■ **What you will do**
Reproduce the material in full, exactly as written.

■ **Recorded information**
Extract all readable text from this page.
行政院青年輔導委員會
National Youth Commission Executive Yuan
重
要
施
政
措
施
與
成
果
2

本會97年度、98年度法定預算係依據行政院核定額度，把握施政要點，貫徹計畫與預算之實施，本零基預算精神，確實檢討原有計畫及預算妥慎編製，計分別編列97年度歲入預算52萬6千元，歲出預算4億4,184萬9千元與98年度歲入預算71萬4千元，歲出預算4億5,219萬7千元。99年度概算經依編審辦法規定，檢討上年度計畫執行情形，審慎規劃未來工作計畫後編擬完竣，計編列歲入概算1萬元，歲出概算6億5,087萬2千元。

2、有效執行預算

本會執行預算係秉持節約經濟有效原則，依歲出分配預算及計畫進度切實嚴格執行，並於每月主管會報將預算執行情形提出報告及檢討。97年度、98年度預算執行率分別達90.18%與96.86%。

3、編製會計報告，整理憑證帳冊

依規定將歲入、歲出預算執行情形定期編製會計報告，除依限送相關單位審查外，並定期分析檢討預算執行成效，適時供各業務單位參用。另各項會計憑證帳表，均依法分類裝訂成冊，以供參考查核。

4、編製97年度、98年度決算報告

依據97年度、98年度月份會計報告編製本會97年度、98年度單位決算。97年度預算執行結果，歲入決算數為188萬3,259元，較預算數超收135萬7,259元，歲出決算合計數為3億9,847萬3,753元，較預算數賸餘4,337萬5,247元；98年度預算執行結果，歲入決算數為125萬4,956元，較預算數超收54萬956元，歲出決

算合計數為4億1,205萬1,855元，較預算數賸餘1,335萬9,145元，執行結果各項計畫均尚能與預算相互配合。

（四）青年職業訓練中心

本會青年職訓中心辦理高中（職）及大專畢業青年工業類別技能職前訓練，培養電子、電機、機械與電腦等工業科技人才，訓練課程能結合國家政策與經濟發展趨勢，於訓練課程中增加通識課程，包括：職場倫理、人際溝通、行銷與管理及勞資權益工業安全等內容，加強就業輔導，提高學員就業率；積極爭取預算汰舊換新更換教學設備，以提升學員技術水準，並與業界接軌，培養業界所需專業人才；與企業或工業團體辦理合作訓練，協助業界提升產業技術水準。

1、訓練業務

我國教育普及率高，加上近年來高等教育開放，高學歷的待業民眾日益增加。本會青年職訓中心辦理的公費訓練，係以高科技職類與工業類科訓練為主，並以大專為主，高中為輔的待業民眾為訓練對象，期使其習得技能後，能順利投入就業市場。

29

■ **Complete output**
Extract all readable text from this page.
行政院青年輔導委員會
National Youth Commission Executive Yuan
重
要
施
政
措
施
與
成
果
2

本會97年度、98年度法定預算係依據行政院核定額度，把握施政要點，貫徹計畫與預算之實施，本零基預算精神，確實檢討原有計畫及預算妥慎編製，計分別編列97年度歲入預算52萬6千元，歲出預算4億4,184萬9千元與98年度歲入預算71萬4千元，歲出預算4億5,219萬7千元。99年度概算經依編審辦法規定，檢討上年度計畫執行情形，審慎規劃未來工作計畫後編擬完竣，計編列歲入概算1萬元，歲出概算6億5,087萬2千元。

2、有效執行預算

本會執行預算係秉持節約經濟有效原則，依歲出分配預算及計畫進度切實嚴格執行，並於每月主管會報將預算執行情形提出報告及檢討。97年度、98年度預算執行率分別達90.18%與96.86%。

3、編製會計報告，整理憑證帳冊

依規定將歲入、歲出預算執行情形定期編製會計報告，除依限送相關單位審查外，並定期分析檢討預算執行成效，適時供各業務單位參用。另各項會計憑證帳表，均依法分類裝訂成冊，以供參考查核。

4、編製97年度、98年度決算報告

依據97年度、98年度月份會計報告編製本會97年度、98年度單位決算。97年度預算執行結果，歲入決算數為188萬3,259元，較預算數超收135萬7,259元，歲出決算合計數為3億9,847萬3,753元，較預算數賸餘4,337萬5,247元；98年度預算執行結果，歲入決算數為125萬4,956元，較預算數超收54萬956元，歲出決

算合計數為4億1,205萬1,855元，較預算數賸餘1,335萬9,145元，執行結果各項計畫均尚能與預算相互配合。

（四）青年職業訓練中心

本會青年職訓中心辦理高中（職）及大專畢業青年工業類別技能職前訓練，培養電子、電機、機械與電腦等工業科技人才，訓練課程能結合國家政策與經濟發展趨勢，於訓練課程中增加通識課程，包括：職場倫理、人際溝通、行銷與管理及勞資權益工業安全等內容，加強就業輔導，提高學員就業率；積極爭取預算汰舊換新更換教學設備，以提升學員技術水準，並與業界接軌，培養業界所需專業人才；與企業或工業團體辦理合作訓練，協助業界提升產業技術水準。

1、訓練業務

我國教育普及率高，加上近年來高等教育開放，高學歷的待業民眾日益增加。本會青年職訓中心辦理的公費訓練，係以高科技職類與工業類科訓練為主，並以大專為主，高中為輔的待業民眾為訓練對象，期使其習得技能後，能順利投入就業市場。

29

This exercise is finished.